Document page transcript entries
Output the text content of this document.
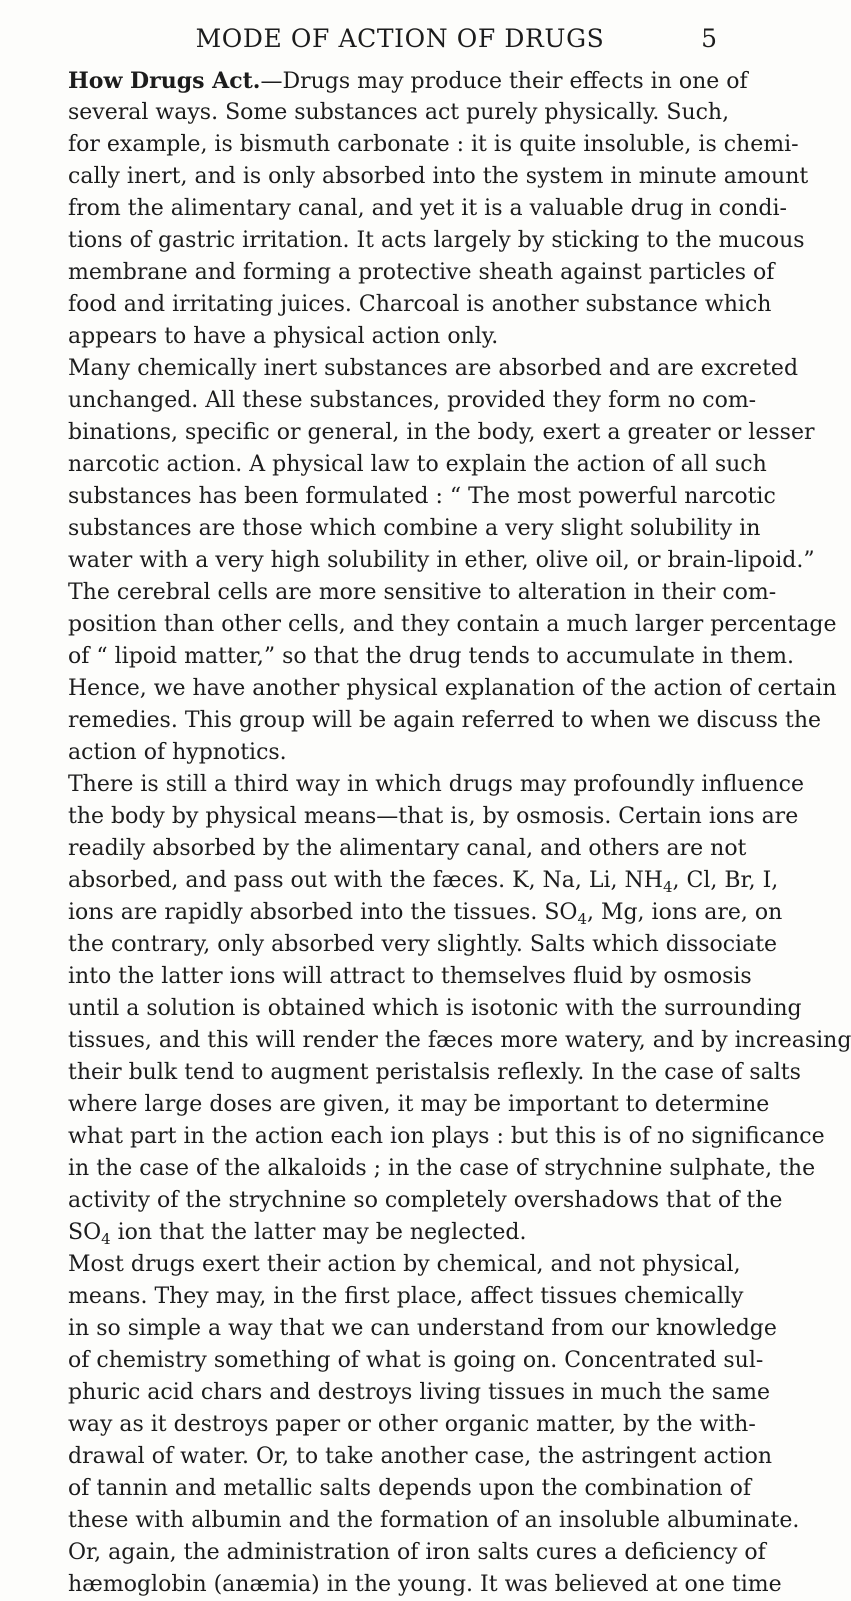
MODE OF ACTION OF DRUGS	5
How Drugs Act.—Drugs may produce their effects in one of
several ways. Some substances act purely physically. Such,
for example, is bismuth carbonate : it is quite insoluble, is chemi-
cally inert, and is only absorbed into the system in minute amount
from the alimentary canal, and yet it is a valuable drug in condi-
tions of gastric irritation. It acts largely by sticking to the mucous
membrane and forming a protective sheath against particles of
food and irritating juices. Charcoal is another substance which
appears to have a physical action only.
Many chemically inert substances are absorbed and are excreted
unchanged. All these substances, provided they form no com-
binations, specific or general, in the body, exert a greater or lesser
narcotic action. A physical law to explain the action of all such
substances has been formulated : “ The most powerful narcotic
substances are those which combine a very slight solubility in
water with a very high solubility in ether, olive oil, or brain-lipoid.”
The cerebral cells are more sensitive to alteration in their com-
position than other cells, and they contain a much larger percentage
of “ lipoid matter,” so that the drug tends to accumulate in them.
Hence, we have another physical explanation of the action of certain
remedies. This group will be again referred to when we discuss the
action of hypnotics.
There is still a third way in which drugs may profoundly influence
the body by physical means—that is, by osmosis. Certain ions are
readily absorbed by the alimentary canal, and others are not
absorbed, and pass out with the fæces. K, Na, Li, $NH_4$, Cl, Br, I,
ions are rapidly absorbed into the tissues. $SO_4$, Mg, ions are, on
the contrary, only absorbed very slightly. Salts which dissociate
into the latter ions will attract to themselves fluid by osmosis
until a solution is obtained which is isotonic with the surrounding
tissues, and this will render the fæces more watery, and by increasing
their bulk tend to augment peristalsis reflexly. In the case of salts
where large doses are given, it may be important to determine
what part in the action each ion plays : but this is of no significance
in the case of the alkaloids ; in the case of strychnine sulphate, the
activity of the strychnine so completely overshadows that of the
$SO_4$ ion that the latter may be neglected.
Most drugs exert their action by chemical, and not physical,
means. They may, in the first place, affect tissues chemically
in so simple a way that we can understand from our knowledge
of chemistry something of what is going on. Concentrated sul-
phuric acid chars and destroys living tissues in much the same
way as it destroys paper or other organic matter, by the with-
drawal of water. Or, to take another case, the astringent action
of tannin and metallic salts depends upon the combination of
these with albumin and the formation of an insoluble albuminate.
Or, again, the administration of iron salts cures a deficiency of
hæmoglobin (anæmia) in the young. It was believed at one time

▶ _PROBLEM REQUIREMENTS_: Transcribe the records above exactly and drop every picture.

▶ _SOLUTION TO THIS EXERCISE_:
Output the text content of this document.
MODE OF ACTION OF DRUGS	5
How Drugs Act.—Drugs may produce their effects in one of
several ways. Some substances act purely physically. Such,
for example, is bismuth carbonate : it is quite insoluble, is chemi-
cally inert, and is only absorbed into the system in minute amount
from the alimentary canal, and yet it is a valuable drug in condi-
tions of gastric irritation. It acts largely by sticking to the mucous
membrane and forming a protective sheath against particles of
food and irritating juices. Charcoal is another substance which
appears to have a physical action only.
Many chemically inert substances are absorbed and are excreted
unchanged. All these substances, provided they form no com-
binations, specific or general, in the body, exert a greater or lesser
narcotic action. A physical law to explain the action of all such
substances has been formulated : “ The most powerful narcotic
substances are those which combine a very slight solubility in
water with a very high solubility in ether, olive oil, or brain-lipoid.”
The cerebral cells are more sensitive to alteration in their com-
position than other cells, and they contain a much larger percentage
of “ lipoid matter,” so that the drug tends to accumulate in them.
Hence, we have another physical explanation of the action of certain
remedies. This group will be again referred to when we discuss the
action of hypnotics.
There is still a third way in which drugs may profoundly influence
the body by physical means—that is, by osmosis. Certain ions are
readily absorbed by the alimentary canal, and others are not
absorbed, and pass out with the fæces. K, Na, Li, $NH_4$, Cl, Br, I,
ions are rapidly absorbed into the tissues. $SO_4$, Mg, ions are, on
the contrary, only absorbed very slightly. Salts which dissociate
into the latter ions will attract to themselves fluid by osmosis
until a solution is obtained which is isotonic with the surrounding
tissues, and this will render the fæces more watery, and by increasing
their bulk tend to augment peristalsis reflexly. In the case of salts
where large doses are given, it may be important to determine
what part in the action each ion plays : but this is of no significance
in the case of the alkaloids ; in the case of strychnine sulphate, the
activity of the strychnine so completely overshadows that of the
$SO_4$ ion that the latter may be neglected.
Most drugs exert their action by chemical, and not physical,
means. They may, in the first place, affect tissues chemically
in so simple a way that we can understand from our knowledge
of chemistry something of what is going on. Concentrated sul-
phuric acid chars and destroys living tissues in much the same
way as it destroys paper or other organic matter, by the with-
drawal of water. Or, to take another case, the astringent action
of tannin and metallic salts depends upon the combination of
these with albumin and the formation of an insoluble albuminate.
Or, again, the administration of iron salts cures a deficiency of
hæmoglobin (anæmia) in the young. It was believed at one time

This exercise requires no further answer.